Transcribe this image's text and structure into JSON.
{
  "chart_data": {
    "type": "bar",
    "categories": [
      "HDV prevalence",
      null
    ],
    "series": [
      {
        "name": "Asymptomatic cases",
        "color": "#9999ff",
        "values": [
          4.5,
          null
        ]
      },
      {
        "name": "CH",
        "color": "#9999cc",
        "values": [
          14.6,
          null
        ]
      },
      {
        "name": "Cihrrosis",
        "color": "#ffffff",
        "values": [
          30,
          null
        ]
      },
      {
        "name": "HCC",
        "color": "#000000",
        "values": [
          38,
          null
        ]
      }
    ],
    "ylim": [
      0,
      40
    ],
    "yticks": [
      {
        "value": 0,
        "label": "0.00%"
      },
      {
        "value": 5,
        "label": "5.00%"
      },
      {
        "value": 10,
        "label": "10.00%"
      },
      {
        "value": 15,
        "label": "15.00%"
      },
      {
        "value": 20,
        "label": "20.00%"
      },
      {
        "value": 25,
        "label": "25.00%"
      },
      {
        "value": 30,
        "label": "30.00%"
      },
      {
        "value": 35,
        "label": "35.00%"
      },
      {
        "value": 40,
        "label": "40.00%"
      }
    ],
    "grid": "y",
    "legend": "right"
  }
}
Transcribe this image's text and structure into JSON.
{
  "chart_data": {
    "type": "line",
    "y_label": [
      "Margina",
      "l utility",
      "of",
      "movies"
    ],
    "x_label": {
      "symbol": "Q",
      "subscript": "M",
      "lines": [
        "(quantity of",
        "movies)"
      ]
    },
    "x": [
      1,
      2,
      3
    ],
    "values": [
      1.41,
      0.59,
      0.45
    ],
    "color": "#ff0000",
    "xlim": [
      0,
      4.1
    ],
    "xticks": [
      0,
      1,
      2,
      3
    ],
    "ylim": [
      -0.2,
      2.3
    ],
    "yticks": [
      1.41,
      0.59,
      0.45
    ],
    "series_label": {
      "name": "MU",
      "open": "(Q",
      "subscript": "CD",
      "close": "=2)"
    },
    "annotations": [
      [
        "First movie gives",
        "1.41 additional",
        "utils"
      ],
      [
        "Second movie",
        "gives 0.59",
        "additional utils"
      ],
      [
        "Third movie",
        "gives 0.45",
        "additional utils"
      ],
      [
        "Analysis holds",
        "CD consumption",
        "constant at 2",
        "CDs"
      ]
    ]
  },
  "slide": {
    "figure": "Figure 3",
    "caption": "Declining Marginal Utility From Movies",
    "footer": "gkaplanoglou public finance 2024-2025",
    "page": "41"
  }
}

○ ○ ○ ○ ○

EXERCISE TASK: Reproduce each entry from the records above, character for character.

TASK ANSWER:
Transcribe this image's text and structure into JSON.
{
  "chart_data": {
    "type": "bar",
    "categories": [
      "HDV prevalence",
      null
    ],
    "series": [
      {
        "name": "Asymptomatic cases",
        "color": "#9999ff",
        "values": [
          4.5,
          null
        ]
      },
      {
        "name": "CH",
        "color": "#9999cc",
        "values": [
          14.6,
          null
        ]
      },
      {
        "name": "Cihrrosis",
        "color": "#ffffff",
        "values": [
          30,
          null
        ]
      },
      {
        "name": "HCC",
        "color": "#000000",
        "values": [
          38,
          null
        ]
      }
    ],
    "ylim": [
      0,
      40
    ],
    "yticks": [
      {
        "value": 0,
        "label": "0.00%"
      },
      {
        "value": 5,
        "label": "5.00%"
      },
      {
        "value": 10,
        "label": "10.00%"
      },
      {
        "value": 15,
        "label": "15.00%"
      },
      {
        "value": 20,
        "label": "20.00%"
      },
      {
        "value": 25,
        "label": "25.00%"
      },
      {
        "value": 30,
        "label": "30.00%"
      },
      {
        "value": 35,
        "label": "35.00%"
      },
      {
        "value": 40,
        "label": "40.00%"
      }
    ],
    "grid": "y",
    "legend": "right"
  }
}
Transcribe this image's text and structure into JSON.
{
  "chart_data": {
    "type": "line",
    "y_label": [
      "Margina",
      "l utility",
      "of",
      "movies"
    ],
    "x_label": {
      "symbol": "Q",
      "subscript": "M",
      "lines": [
        "(quantity of",
        "movies)"
      ]
    },
    "x": [
      1,
      2,
      3
    ],
    "values": [
      1.41,
      0.59,
      0.45
    ],
    "color": "#ff0000",
    "xlim": [
      0,
      4.1
    ],
    "xticks": [
      0,
      1,
      2,
      3
    ],
    "ylim": [
      -0.2,
      2.3
    ],
    "yticks": [
      1.41,
      0.59,
      0.45
    ],
    "series_label": {
      "name": "MU",
      "open": "(Q",
      "subscript": "CD",
      "close": "=2)"
    },
    "annotations": [
      [
        "First movie gives",
        "1.41 additional",
        "utils"
      ],
      [
        "Second movie",
        "gives 0.59",
        "additional utils"
      ],
      [
        "Third movie",
        "gives 0.45",
        "additional utils"
      ],
      [
        "Analysis holds",
        "CD consumption",
        "constant at 2",
        "CDs"
      ]
    ]
  },
  "slide": {
    "figure": "Figure 3",
    "caption": "Declining Marginal Utility From Movies",
    "footer": "gkaplanoglou public finance 2024-2025",
    "page": "41"
  }
}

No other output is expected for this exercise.